+++ Estratto fornito

L'11 febbraio 2022 si è tenuto l'incontro di ascolto sinodale delle donne nella Chiesa su TwitterSpace di @SpazioSinodale.
Dall’ascolto di Paola Lazzarini, Presidente dell’Associazione Donne per la Chiesa è emerso che l’identità della donna nella Chiesa cattolica è sostanzialmente ancorato al ruolo a lei attribuitole dalla mentalità patriarcale, ossia di poter esprimere se stessa solo all’interno del matrimonio religioso come moglie e madre.
E’ parso evidente quanto l’immagine della donna nella Chiesa sia basata sul prevalente immaginario maschile e clericale, costruito sulle figure di Maria Vergine di sante mistiche che avevano come unico spazio di espressività quello della vita consacrata secondo il misticismo dei secoli passati.
Il modello femminile prevalente appare ancora quello della donna come angelo del focolare, ossia una figura funzionale al patriarcato come remedium concupiscientiae del maschio o comunque come figura angelicata che non mette in discussione il potere maschile.

++++++

### Consegna:
Duplica dall'estratto sull'ascolto sinodale delle donne nella Chiesa tutto il testo che va da "E’ parso evidente" giù fino a "dei secoli passati.".

+++ Dati forniti

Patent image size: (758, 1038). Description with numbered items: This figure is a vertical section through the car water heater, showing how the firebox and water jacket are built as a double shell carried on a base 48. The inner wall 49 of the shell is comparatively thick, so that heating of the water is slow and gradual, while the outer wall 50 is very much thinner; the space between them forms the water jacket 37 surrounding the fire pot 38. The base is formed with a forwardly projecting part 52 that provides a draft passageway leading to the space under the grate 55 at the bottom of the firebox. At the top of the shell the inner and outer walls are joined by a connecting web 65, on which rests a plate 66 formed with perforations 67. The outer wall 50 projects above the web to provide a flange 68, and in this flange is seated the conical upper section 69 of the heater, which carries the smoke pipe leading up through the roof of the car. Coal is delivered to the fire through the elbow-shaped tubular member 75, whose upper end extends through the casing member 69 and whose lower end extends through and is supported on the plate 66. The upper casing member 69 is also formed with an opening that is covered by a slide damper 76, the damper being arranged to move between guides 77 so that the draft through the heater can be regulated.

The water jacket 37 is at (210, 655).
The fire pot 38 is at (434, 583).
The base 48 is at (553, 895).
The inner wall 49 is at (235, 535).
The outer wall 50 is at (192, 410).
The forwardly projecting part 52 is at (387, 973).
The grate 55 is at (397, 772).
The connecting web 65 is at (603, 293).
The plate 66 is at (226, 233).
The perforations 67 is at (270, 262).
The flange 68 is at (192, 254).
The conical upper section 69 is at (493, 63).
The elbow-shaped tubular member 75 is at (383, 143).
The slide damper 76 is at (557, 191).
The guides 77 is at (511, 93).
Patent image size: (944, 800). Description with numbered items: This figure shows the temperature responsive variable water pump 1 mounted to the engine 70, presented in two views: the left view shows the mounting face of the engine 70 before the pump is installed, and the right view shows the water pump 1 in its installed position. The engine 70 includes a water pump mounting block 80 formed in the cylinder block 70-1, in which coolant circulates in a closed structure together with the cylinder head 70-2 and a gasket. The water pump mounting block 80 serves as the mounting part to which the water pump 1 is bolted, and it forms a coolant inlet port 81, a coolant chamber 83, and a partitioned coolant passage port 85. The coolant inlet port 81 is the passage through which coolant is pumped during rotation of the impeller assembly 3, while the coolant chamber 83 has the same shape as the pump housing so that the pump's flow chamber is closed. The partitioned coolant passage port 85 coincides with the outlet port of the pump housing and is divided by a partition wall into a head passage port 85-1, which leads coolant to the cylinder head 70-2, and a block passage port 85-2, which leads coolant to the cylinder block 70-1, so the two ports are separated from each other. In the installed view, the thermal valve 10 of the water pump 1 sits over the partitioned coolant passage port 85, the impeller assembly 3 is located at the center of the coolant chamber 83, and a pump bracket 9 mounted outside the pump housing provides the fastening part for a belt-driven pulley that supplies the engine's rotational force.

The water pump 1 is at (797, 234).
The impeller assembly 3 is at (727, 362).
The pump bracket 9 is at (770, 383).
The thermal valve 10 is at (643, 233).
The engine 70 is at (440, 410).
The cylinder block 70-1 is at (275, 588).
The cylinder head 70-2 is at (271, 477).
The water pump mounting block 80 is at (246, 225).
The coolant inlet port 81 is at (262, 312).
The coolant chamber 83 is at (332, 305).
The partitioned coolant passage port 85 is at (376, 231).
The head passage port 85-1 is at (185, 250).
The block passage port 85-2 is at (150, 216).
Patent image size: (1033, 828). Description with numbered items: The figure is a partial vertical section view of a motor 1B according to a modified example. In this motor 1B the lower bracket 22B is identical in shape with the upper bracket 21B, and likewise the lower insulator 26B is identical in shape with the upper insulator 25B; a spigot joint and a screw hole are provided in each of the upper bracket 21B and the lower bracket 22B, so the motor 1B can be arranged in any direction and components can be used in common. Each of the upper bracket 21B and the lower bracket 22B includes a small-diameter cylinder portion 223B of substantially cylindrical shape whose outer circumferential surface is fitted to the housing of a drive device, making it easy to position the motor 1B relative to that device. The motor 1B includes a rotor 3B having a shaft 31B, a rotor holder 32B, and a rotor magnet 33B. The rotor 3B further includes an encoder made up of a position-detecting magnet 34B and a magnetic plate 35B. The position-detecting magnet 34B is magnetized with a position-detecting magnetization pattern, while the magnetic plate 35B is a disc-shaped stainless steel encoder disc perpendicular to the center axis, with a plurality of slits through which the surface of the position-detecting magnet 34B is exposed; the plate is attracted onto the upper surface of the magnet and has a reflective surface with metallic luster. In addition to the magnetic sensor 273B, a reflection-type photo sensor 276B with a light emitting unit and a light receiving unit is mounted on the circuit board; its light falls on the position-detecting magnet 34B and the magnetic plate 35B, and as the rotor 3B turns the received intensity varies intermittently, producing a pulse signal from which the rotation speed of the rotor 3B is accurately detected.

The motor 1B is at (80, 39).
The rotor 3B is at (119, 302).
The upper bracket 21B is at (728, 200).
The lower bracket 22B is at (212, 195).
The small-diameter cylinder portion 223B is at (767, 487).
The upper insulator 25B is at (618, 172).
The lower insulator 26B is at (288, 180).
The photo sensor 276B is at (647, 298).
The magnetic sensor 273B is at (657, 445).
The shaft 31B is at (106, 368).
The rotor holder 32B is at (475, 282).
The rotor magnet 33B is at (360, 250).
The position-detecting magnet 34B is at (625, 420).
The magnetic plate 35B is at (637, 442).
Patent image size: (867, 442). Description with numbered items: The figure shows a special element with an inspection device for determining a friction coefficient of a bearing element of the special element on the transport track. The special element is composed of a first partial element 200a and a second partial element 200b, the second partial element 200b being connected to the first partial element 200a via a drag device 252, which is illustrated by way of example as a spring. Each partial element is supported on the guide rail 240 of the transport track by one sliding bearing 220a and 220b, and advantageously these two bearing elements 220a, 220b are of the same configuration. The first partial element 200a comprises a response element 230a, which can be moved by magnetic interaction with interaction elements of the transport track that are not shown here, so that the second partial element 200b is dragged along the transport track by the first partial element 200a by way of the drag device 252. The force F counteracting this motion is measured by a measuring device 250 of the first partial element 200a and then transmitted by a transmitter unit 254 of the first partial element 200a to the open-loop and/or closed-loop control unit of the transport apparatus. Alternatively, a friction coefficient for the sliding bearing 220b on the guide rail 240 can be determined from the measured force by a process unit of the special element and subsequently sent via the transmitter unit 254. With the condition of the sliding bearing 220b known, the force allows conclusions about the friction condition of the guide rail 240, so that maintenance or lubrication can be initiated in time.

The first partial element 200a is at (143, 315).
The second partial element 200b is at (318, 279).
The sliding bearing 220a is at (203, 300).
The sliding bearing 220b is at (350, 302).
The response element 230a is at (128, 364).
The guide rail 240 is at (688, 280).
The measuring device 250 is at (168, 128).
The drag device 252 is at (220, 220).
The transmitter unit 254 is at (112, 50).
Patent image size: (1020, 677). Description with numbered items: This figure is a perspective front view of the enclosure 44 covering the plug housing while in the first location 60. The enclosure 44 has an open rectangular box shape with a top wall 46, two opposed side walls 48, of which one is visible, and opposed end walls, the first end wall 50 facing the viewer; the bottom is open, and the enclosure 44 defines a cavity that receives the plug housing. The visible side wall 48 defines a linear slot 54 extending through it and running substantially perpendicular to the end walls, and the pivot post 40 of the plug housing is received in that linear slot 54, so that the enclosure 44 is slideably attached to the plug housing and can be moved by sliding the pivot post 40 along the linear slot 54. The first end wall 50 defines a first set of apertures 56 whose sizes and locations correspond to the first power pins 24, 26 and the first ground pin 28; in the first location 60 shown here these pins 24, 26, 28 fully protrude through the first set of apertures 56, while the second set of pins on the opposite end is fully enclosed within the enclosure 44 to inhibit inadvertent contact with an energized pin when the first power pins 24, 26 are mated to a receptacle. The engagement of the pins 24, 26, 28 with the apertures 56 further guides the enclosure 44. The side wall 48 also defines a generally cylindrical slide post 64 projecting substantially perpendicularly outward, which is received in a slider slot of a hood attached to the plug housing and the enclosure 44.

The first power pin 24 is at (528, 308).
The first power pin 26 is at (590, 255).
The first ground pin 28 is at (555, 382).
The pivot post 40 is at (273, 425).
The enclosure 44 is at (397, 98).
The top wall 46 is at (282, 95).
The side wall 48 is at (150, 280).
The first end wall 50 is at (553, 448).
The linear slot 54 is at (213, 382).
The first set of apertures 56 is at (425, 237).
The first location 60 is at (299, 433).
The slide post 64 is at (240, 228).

++++++

### Risultato atteso:
E’ parso evidente quanto l’immagine della donna nella Chiesa sia basata sul prevalente immaginario maschile e clericale, costruito sulle figure di Maria Vergine di sante mistiche che avevano come unico spazio di espressività quello della vita consacrata secondo il misticismo dei secoli passati.